• **BRIEF**: Pull every line with the word "operazioni" out of the entries below.

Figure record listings
------------------------------------------------
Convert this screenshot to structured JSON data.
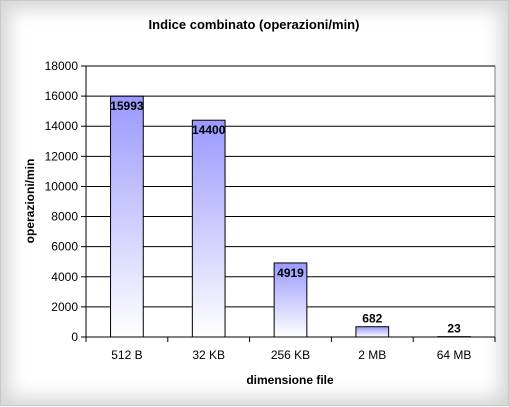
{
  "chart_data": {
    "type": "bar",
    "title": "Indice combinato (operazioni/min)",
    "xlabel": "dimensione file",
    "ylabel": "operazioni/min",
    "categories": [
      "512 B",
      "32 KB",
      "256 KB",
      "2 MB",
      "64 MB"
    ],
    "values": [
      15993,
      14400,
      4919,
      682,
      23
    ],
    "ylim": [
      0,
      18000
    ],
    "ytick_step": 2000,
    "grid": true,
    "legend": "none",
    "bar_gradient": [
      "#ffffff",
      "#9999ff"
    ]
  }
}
------------------------------------------------
• **ANSWER TO THIS PROBLEM**:
    "title": "Indice combinato (operazioni/min)",
    "ylabel": "operazioni/min",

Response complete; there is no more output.